Exercise: Pull each line holding the word "Chicago" from the data.

Material to process:
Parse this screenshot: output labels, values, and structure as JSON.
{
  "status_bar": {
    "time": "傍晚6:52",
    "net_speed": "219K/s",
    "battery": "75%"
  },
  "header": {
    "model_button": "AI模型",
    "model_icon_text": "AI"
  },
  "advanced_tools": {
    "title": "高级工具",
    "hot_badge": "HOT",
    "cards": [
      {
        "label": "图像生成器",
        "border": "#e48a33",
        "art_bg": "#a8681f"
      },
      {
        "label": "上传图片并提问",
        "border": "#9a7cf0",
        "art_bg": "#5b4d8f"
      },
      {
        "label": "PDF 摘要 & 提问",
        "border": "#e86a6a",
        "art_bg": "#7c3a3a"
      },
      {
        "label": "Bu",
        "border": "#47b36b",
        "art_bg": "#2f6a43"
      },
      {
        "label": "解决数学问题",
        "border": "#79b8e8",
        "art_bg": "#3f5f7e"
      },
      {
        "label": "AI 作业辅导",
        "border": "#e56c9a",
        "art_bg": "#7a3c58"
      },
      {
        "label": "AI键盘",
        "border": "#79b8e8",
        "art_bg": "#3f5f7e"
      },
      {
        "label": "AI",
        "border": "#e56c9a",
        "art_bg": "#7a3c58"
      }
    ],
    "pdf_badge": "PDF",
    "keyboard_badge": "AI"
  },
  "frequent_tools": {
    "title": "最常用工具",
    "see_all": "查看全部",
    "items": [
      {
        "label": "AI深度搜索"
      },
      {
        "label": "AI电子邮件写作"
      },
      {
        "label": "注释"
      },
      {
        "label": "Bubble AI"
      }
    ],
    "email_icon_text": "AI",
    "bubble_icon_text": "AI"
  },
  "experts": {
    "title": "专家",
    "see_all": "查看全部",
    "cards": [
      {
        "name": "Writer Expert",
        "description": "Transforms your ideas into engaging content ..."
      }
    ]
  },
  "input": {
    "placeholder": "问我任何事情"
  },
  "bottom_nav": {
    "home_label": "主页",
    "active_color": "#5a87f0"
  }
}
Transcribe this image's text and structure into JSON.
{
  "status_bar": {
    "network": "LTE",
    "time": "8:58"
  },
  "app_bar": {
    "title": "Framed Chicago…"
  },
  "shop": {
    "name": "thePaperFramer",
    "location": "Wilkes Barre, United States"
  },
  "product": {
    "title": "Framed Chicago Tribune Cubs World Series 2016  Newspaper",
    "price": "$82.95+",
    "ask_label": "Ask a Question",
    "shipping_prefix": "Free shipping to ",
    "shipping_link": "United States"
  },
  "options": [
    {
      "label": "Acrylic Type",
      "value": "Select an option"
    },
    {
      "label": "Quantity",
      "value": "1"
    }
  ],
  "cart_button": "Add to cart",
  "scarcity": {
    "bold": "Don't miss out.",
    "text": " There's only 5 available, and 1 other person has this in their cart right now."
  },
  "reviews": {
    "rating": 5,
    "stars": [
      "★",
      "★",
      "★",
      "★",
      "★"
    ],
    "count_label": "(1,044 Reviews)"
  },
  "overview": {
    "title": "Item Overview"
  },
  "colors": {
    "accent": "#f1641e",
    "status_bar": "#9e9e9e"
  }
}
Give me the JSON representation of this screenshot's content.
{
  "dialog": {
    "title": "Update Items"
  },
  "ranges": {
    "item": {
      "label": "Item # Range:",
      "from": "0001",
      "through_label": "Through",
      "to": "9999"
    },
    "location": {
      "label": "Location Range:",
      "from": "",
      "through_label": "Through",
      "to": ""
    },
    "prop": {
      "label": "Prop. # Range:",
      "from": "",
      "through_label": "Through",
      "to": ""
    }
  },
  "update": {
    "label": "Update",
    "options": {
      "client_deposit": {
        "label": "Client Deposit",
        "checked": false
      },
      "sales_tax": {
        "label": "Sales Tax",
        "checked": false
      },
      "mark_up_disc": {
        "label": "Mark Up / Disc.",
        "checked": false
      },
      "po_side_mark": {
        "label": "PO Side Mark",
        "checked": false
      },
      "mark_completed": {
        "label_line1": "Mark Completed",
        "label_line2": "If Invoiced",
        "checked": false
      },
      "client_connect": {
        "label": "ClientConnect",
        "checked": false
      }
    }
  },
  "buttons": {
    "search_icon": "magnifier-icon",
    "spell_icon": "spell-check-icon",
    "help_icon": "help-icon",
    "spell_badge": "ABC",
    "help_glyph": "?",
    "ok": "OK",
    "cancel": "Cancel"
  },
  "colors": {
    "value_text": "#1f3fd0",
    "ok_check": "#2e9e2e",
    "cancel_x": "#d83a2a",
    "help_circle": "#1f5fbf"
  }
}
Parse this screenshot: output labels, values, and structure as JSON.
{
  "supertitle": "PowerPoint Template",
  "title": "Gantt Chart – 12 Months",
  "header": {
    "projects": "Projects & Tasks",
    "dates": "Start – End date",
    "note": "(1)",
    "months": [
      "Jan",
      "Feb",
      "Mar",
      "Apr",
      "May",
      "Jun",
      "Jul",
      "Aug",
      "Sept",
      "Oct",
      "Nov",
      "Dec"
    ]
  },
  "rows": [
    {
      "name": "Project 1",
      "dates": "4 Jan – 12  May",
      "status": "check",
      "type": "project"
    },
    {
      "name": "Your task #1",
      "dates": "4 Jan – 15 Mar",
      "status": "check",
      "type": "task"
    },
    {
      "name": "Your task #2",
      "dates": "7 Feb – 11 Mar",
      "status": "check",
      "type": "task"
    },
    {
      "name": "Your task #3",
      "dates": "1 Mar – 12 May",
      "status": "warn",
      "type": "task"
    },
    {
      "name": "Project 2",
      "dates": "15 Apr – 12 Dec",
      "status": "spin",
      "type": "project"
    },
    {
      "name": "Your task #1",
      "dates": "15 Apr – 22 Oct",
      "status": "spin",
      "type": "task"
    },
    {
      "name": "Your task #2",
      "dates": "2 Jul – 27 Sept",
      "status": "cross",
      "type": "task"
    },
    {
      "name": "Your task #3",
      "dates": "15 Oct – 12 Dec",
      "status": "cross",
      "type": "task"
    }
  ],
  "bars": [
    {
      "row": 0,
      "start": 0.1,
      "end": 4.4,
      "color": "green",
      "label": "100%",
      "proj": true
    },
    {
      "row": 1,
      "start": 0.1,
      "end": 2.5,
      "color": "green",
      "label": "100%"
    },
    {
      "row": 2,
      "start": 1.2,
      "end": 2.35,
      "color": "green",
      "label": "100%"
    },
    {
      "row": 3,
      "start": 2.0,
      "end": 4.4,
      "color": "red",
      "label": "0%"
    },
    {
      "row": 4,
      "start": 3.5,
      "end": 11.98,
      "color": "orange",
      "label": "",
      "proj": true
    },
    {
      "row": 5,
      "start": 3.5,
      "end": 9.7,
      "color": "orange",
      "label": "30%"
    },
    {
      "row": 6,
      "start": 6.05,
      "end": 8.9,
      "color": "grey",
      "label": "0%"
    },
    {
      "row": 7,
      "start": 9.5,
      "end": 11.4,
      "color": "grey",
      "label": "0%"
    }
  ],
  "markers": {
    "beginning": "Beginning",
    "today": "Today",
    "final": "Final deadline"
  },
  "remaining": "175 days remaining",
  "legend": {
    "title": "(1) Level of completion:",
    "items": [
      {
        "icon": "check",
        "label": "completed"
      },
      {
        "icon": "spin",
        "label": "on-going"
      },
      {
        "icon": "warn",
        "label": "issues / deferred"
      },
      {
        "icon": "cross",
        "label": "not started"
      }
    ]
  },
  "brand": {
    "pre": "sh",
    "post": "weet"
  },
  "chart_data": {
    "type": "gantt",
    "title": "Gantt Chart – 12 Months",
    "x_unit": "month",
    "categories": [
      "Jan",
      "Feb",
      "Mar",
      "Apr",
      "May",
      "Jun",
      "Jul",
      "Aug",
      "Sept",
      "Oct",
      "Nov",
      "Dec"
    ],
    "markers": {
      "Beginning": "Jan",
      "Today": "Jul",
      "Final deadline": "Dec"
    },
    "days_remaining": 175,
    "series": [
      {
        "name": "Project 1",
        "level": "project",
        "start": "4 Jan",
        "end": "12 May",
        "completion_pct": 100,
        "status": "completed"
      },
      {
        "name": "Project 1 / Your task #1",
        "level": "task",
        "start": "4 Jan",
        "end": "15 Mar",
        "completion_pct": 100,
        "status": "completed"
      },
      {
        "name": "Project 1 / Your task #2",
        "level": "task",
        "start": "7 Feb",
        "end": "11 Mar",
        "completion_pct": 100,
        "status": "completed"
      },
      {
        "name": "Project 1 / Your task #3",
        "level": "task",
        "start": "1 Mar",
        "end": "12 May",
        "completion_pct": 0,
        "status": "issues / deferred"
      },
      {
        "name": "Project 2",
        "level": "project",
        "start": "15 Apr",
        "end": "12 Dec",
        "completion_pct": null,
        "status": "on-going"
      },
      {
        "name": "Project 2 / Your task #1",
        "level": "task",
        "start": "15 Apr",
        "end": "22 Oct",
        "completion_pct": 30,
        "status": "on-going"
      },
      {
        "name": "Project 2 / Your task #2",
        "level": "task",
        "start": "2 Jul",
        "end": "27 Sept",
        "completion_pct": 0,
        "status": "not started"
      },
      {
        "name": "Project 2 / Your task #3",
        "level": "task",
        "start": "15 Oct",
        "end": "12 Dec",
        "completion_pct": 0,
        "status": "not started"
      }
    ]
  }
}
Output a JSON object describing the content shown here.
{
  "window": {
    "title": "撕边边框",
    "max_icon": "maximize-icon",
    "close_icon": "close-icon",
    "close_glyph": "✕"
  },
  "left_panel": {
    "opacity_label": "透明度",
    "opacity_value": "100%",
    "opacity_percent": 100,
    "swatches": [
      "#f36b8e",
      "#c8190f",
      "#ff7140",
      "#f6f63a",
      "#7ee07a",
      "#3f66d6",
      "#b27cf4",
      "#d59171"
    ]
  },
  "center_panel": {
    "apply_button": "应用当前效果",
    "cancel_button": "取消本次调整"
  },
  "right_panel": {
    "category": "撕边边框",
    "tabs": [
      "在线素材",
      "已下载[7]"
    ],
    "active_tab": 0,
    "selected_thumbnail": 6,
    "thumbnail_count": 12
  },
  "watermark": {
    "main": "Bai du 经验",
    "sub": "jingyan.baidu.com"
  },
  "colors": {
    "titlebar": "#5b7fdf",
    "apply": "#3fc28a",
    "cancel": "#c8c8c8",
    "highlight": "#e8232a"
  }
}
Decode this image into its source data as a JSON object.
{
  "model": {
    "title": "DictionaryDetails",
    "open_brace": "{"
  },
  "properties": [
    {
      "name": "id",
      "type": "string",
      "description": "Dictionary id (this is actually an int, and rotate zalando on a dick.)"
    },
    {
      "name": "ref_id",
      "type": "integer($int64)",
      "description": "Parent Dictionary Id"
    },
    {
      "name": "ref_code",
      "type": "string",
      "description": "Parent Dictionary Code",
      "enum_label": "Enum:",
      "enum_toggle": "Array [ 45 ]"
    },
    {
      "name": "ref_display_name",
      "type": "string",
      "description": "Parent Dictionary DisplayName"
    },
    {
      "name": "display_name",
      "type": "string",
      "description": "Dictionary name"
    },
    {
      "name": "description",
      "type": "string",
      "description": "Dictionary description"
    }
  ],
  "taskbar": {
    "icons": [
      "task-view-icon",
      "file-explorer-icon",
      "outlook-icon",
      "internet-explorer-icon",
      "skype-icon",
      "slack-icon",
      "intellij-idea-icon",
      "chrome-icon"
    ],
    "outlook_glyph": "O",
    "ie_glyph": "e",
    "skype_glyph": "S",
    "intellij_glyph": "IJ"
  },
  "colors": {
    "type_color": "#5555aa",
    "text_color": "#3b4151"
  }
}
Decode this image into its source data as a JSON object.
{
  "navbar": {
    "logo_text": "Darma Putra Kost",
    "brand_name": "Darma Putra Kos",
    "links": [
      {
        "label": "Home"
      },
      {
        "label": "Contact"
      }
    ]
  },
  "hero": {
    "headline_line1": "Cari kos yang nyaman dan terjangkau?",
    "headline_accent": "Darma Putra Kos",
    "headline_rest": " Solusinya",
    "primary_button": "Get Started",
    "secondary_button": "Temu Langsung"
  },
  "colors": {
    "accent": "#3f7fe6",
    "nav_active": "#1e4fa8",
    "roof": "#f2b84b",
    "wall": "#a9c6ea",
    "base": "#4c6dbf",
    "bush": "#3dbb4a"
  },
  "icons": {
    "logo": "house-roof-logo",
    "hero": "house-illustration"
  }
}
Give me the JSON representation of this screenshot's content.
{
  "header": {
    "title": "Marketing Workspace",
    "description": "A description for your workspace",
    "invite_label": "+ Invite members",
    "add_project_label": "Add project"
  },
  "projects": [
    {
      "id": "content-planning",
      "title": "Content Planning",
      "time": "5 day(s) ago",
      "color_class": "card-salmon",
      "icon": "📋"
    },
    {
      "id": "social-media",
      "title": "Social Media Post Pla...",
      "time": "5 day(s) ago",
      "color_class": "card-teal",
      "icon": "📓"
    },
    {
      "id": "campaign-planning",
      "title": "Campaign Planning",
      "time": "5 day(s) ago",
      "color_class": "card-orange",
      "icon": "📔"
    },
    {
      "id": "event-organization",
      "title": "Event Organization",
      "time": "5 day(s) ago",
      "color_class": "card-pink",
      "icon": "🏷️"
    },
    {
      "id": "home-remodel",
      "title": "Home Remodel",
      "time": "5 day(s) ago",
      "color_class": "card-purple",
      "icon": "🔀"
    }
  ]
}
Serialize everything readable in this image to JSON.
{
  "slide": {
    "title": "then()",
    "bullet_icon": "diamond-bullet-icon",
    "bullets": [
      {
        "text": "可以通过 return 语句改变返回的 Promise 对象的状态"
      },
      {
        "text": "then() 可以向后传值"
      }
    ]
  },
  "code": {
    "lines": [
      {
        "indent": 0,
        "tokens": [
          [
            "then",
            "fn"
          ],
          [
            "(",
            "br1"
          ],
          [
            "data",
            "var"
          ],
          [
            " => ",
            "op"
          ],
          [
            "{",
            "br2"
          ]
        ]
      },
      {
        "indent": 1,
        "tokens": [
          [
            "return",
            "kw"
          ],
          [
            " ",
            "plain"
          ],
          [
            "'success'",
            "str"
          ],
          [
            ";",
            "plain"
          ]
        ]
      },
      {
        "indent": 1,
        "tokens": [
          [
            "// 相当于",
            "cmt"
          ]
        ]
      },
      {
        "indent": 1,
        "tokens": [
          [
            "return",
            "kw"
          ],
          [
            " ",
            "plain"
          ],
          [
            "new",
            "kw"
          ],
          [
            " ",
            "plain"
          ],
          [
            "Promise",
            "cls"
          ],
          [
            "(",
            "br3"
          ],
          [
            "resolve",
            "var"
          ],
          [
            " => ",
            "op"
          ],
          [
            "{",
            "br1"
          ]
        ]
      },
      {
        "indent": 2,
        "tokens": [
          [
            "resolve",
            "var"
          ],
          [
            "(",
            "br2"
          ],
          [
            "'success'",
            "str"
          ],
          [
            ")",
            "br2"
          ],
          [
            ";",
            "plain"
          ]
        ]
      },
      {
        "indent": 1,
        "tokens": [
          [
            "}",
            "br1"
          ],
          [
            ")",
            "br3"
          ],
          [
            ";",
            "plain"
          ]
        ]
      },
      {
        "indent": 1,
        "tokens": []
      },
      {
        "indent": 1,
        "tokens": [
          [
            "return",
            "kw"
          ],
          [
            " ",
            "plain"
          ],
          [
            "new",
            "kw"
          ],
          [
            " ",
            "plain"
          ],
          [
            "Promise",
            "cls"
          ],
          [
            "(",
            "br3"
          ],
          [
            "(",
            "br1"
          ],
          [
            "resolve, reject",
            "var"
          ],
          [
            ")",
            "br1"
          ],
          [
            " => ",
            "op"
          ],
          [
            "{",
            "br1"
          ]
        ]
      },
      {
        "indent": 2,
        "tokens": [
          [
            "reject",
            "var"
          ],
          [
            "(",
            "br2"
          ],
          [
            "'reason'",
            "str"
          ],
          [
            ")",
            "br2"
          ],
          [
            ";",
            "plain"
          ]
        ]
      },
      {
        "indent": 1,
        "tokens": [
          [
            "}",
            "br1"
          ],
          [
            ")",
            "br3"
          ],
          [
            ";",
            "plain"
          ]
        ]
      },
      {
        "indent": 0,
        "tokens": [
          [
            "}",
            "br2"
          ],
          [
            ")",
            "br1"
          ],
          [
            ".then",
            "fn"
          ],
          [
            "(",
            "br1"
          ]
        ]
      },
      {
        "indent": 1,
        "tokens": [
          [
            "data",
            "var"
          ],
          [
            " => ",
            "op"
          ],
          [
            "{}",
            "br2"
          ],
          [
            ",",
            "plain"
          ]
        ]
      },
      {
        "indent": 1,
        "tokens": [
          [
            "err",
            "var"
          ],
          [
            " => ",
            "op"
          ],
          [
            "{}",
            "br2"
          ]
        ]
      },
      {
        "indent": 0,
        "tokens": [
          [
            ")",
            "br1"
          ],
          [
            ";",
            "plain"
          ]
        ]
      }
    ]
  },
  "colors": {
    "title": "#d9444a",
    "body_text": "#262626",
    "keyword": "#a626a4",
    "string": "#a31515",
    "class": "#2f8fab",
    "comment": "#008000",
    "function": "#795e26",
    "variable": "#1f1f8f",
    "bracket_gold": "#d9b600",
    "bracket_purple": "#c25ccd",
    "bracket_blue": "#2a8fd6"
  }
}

Output for this task:
    "title": "Framed Chicago…"
    "title": "Framed Chicago Tribune Cubs World Series 2016  Newspaper",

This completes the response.